AIM —
Copy out each line below that has the word "screenshot" in it.

SUPPLIED DATA —
# # #
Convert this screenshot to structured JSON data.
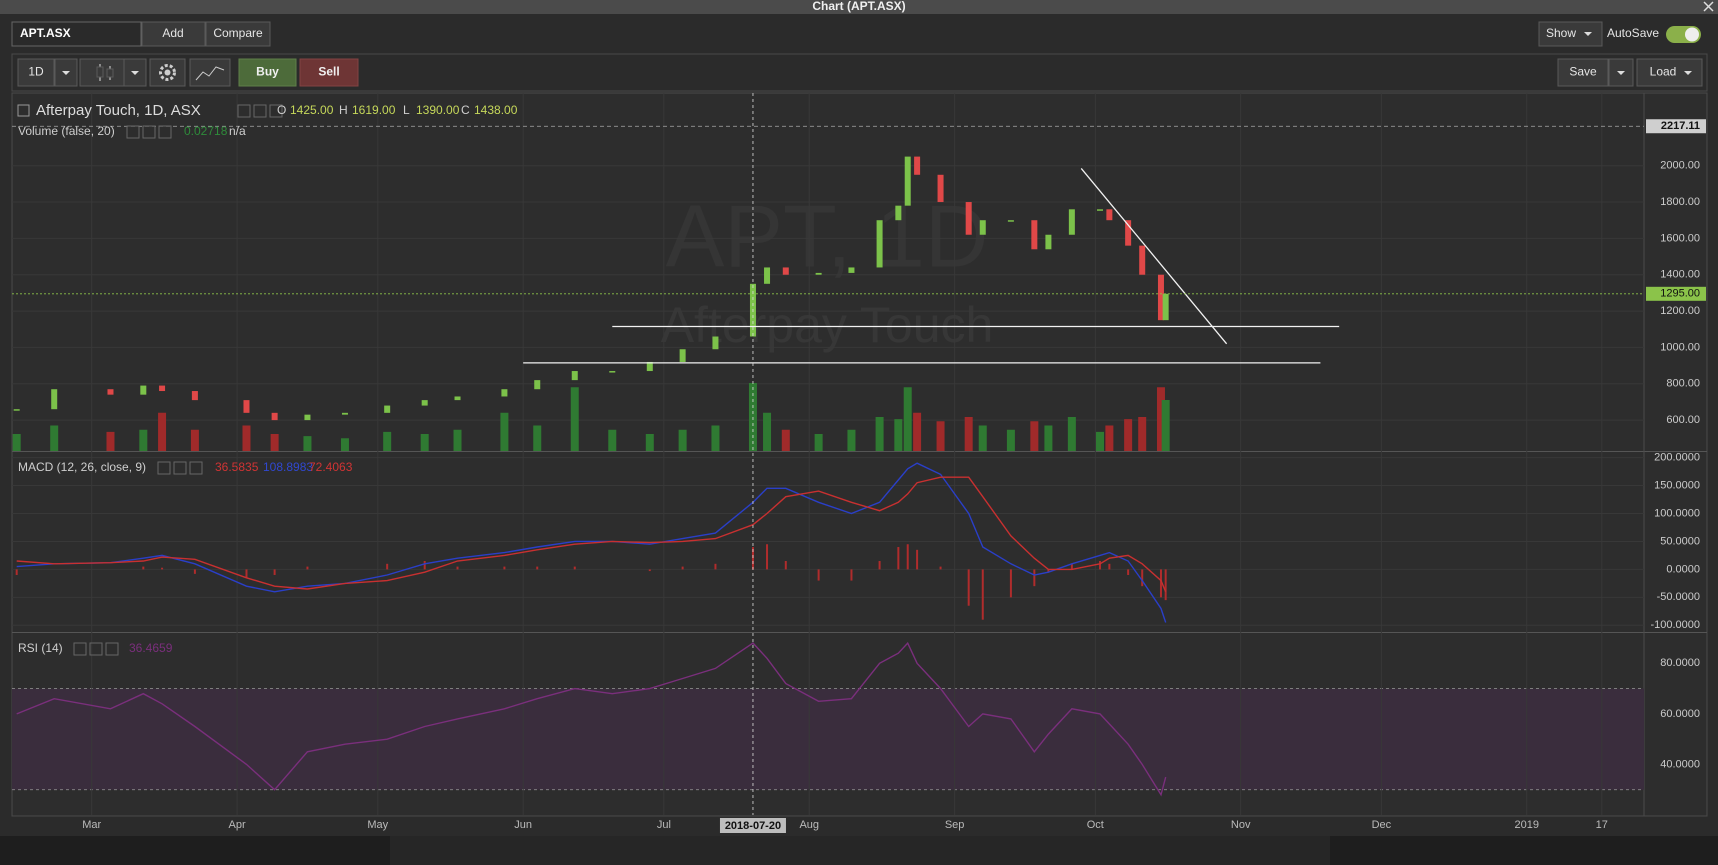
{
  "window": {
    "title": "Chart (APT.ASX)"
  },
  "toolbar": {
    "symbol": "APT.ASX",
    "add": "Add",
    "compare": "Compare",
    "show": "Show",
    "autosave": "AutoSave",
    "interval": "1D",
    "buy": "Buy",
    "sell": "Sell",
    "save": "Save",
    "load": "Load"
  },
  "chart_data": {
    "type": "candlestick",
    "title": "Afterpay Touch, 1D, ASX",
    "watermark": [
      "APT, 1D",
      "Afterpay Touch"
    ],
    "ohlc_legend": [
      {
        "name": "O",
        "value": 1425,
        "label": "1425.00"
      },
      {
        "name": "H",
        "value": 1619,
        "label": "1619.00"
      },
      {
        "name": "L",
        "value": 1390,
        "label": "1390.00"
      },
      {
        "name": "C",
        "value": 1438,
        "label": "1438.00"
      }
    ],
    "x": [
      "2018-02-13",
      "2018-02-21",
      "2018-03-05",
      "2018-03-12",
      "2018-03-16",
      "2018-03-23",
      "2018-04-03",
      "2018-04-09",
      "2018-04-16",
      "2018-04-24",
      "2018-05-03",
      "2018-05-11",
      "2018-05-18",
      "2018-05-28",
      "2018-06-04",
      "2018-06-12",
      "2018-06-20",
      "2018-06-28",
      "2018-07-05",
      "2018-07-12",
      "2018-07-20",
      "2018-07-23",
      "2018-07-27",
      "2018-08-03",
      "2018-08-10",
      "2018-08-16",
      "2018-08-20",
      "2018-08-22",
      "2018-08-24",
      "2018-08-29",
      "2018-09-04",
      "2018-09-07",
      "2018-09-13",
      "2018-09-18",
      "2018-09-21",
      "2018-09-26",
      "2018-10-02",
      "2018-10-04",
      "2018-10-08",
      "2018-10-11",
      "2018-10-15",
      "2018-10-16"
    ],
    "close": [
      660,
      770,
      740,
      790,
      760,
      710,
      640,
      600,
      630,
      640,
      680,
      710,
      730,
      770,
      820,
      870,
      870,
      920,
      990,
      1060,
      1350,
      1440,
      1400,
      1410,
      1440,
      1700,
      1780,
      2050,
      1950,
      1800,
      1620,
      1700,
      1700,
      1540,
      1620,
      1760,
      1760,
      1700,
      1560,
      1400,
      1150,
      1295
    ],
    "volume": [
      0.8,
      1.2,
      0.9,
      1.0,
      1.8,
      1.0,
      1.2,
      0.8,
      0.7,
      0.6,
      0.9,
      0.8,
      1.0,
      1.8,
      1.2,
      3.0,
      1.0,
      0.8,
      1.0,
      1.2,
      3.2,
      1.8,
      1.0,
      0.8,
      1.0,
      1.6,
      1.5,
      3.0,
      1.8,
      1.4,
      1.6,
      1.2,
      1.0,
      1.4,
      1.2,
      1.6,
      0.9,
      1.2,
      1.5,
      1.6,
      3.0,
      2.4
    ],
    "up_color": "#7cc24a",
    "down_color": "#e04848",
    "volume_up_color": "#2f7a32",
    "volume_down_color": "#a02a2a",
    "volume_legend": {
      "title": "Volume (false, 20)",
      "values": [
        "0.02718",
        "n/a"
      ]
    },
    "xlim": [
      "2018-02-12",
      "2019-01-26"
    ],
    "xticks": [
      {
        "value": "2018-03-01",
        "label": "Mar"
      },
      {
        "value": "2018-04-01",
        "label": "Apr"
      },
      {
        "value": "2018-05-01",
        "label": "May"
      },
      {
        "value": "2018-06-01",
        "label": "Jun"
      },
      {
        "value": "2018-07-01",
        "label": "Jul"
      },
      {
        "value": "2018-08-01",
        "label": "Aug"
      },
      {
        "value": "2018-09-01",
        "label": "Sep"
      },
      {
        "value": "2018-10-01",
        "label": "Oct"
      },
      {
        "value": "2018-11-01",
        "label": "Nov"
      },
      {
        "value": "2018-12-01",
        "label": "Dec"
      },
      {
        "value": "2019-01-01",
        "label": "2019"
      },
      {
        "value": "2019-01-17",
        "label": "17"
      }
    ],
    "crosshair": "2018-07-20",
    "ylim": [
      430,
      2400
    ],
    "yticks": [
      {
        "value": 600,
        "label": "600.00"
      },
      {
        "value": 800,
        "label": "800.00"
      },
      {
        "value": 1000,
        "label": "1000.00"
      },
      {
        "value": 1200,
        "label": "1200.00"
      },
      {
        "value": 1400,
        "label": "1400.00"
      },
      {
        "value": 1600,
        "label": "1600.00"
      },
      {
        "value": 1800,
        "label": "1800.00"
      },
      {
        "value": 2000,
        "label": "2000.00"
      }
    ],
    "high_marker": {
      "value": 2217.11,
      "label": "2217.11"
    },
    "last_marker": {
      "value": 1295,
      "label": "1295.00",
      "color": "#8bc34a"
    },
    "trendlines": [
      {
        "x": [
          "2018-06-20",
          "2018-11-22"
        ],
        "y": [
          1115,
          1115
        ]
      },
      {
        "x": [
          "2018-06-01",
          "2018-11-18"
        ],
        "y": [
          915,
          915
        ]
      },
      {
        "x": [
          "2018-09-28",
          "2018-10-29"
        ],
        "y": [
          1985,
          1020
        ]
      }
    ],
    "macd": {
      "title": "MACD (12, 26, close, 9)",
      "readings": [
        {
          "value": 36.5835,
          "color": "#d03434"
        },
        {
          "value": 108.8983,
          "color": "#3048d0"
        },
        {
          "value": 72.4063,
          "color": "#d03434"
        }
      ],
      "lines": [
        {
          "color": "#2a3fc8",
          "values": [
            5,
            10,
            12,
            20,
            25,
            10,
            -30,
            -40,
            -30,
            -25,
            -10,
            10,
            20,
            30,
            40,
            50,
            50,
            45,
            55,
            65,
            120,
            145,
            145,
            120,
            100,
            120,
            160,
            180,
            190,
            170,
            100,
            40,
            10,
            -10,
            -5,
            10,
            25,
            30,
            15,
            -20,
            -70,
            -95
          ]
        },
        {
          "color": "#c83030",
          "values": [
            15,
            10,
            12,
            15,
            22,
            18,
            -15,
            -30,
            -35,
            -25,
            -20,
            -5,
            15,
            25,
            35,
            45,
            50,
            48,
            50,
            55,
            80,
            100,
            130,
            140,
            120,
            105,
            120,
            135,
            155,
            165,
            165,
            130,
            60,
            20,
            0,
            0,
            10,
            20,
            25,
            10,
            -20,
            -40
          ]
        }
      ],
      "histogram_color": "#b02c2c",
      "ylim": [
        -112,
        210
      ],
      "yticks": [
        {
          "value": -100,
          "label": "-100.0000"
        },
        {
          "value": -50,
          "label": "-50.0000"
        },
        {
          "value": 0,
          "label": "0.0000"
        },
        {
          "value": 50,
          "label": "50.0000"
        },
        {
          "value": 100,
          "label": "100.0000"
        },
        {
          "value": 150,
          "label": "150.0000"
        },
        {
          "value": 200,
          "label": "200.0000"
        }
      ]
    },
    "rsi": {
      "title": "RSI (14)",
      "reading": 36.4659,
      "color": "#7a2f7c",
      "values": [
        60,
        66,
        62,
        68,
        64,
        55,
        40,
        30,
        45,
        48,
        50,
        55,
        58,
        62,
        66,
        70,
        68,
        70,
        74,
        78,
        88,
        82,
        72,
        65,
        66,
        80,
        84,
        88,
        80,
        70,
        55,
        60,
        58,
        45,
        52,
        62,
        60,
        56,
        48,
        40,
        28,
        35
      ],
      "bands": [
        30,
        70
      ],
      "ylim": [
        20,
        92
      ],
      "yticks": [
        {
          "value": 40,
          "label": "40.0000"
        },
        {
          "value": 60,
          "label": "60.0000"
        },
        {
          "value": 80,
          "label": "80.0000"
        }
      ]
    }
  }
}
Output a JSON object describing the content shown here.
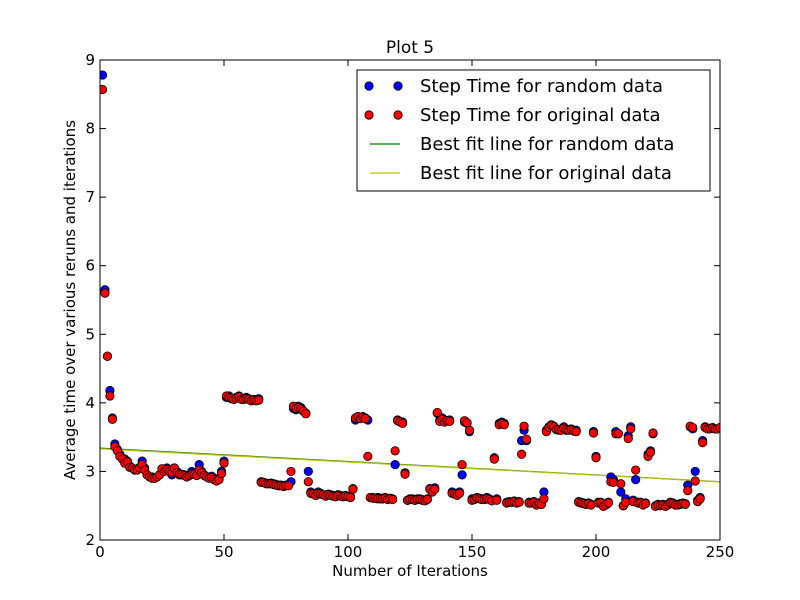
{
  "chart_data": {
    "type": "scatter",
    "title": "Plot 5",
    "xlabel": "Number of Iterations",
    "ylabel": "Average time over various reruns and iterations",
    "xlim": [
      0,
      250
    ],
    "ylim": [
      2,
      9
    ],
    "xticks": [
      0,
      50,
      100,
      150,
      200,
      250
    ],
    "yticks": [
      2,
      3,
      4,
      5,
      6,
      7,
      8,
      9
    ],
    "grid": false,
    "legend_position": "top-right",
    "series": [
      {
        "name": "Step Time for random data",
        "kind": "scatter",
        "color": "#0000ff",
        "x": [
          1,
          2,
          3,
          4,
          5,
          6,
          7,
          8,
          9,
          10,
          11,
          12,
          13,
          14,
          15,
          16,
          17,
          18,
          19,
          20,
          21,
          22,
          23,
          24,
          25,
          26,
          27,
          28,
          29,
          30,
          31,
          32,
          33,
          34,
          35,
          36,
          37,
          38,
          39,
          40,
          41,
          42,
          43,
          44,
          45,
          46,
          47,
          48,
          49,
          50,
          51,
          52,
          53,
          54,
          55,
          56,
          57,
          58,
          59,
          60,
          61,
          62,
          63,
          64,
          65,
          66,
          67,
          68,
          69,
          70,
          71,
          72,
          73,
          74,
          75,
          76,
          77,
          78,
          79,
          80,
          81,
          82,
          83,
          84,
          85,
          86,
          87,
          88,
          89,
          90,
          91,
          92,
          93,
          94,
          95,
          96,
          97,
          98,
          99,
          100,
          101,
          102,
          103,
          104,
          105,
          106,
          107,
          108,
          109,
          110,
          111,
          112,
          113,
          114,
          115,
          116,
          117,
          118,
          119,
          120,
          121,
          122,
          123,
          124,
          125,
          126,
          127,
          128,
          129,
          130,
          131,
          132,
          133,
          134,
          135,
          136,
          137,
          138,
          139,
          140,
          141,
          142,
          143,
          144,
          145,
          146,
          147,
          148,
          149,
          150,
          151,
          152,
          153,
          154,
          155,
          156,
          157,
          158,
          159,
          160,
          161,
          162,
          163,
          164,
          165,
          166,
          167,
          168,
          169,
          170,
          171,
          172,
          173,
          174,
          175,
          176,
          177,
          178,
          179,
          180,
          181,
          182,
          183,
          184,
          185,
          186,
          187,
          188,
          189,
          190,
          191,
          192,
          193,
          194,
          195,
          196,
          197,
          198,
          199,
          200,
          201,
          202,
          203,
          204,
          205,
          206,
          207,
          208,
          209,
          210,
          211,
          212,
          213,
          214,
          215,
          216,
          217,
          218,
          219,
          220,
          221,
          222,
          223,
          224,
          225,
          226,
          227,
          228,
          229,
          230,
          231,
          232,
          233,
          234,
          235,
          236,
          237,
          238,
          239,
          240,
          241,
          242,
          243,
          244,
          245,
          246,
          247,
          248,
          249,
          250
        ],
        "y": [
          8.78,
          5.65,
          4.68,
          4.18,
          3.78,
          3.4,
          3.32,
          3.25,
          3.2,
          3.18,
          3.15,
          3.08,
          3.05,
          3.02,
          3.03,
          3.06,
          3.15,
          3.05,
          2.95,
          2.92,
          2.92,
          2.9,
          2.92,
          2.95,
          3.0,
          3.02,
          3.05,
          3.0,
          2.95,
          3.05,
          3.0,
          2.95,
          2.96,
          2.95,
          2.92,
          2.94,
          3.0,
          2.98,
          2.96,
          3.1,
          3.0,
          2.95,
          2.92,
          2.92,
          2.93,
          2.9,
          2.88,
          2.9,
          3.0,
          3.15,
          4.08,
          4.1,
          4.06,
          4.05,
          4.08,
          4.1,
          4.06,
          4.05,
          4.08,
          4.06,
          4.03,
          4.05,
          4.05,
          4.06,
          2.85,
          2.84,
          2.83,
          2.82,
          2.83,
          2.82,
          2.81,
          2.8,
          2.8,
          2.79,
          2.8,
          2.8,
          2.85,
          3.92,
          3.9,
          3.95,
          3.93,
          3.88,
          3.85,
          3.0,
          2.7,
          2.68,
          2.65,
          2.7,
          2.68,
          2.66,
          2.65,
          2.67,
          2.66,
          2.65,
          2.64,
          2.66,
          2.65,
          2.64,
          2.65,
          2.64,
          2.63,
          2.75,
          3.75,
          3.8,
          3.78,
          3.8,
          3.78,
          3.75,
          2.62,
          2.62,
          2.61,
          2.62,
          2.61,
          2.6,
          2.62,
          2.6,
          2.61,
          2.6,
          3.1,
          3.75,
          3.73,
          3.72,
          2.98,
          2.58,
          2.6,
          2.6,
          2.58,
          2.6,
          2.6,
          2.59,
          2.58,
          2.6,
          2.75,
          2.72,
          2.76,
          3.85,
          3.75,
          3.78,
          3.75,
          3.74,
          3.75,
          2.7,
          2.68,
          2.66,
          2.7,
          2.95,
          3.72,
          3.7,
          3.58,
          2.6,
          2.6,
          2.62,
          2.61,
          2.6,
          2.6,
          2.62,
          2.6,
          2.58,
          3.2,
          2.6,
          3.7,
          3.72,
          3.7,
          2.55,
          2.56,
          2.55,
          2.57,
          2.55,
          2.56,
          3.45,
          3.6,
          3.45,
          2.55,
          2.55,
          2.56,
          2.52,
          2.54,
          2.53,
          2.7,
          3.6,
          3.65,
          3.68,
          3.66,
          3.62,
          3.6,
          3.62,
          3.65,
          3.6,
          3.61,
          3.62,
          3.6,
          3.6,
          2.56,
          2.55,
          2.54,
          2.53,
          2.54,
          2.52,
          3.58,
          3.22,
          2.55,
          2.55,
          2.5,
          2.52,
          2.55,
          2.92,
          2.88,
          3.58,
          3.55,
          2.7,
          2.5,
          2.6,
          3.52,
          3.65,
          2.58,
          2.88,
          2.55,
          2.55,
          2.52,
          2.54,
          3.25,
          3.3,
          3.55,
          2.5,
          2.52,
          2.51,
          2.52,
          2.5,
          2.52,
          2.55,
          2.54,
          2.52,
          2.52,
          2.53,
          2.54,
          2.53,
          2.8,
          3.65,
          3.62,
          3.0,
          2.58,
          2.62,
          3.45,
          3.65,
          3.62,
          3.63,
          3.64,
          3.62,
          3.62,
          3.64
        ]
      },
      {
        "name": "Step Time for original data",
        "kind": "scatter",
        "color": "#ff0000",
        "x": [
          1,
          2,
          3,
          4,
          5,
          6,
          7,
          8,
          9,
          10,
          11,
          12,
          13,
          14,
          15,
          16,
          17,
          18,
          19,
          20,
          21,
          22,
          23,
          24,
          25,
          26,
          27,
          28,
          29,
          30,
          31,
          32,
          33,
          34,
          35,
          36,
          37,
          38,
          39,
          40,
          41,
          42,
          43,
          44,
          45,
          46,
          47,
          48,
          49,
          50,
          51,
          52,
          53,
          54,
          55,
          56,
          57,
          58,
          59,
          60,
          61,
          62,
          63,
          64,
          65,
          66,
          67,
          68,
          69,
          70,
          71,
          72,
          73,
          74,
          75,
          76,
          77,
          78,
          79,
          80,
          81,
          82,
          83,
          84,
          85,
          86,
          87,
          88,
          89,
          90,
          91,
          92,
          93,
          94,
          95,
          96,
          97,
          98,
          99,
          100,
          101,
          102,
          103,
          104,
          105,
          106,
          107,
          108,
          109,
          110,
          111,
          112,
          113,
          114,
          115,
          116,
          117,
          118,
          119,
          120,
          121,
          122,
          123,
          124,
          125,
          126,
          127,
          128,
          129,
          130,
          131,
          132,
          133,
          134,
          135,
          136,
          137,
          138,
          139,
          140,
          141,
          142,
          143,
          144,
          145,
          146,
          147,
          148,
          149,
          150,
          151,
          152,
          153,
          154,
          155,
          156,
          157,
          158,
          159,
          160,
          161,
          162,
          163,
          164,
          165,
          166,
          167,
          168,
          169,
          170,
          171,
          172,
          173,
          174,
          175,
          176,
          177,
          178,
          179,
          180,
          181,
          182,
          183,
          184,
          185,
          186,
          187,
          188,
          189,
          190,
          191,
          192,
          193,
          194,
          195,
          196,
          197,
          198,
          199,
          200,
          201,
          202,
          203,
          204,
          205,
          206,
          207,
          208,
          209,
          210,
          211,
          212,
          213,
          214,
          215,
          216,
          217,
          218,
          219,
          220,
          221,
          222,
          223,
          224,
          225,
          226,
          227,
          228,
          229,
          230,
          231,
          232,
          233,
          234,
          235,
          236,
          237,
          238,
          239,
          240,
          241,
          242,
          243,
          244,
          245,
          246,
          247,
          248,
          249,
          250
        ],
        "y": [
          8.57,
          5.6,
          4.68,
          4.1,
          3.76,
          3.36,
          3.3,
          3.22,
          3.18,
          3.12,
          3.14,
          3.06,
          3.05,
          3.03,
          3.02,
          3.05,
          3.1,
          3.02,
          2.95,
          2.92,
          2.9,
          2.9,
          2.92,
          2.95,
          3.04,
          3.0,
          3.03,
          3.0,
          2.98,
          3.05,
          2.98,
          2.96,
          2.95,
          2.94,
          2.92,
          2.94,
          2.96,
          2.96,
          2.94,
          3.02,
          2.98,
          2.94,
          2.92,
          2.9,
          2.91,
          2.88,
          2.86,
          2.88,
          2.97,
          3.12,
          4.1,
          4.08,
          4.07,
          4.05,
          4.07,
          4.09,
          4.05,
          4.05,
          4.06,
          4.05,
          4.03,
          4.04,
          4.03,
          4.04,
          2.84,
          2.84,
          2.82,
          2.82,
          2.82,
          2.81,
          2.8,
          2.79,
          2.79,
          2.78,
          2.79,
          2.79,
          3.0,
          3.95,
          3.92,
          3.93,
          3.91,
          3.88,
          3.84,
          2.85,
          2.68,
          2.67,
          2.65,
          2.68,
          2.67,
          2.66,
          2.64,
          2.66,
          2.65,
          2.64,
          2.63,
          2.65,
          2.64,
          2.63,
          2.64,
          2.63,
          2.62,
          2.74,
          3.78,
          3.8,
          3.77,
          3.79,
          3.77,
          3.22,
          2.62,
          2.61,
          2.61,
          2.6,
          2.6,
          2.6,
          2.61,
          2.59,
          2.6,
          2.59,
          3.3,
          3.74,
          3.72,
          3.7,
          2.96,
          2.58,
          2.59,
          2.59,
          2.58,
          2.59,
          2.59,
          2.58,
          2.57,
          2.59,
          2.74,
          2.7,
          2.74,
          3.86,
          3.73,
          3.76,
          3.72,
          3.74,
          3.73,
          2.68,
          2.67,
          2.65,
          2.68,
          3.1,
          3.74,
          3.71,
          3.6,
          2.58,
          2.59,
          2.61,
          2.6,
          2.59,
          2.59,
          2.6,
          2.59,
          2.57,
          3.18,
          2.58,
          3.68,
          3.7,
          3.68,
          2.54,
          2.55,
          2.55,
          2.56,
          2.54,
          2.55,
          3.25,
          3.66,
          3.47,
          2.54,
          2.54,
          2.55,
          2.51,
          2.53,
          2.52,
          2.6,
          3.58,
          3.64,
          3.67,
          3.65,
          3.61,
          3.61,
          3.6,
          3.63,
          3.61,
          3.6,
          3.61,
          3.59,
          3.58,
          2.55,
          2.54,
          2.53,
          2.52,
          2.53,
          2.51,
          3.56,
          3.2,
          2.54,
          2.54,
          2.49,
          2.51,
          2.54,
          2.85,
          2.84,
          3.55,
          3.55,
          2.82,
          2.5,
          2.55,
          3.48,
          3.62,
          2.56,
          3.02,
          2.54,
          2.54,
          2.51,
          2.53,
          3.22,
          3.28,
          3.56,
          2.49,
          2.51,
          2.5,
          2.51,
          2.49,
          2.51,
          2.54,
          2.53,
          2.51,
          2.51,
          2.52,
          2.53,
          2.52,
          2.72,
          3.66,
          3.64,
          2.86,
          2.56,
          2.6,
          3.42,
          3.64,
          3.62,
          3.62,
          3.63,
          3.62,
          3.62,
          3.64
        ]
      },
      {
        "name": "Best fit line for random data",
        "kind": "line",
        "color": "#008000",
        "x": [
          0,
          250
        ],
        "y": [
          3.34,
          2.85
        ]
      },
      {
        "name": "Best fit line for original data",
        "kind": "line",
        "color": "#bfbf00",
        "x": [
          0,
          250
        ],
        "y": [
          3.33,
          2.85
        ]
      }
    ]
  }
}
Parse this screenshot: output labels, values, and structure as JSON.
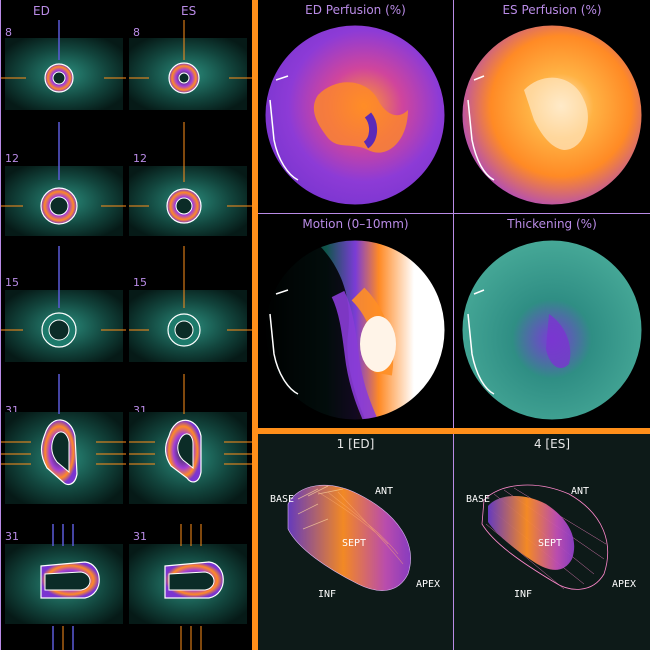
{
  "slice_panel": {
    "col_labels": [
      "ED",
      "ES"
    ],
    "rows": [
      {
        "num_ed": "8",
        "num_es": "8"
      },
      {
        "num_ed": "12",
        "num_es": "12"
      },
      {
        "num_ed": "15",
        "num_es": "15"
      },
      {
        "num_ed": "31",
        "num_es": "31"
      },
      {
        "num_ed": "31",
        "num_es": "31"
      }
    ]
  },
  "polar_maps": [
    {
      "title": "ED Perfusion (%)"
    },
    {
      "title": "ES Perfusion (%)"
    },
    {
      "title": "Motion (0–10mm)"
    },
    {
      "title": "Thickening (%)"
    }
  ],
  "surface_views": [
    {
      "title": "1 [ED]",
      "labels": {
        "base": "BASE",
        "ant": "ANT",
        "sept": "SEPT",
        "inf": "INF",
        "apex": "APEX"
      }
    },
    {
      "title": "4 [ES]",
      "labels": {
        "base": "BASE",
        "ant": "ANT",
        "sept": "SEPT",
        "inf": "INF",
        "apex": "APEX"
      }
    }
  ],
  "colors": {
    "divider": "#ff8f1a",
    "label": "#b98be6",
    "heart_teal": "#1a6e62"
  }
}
# # #
THE RESULT —
Convert this screenshot to structured JSON data.
Parse this screenshot: output labels, values, and structure as JSON.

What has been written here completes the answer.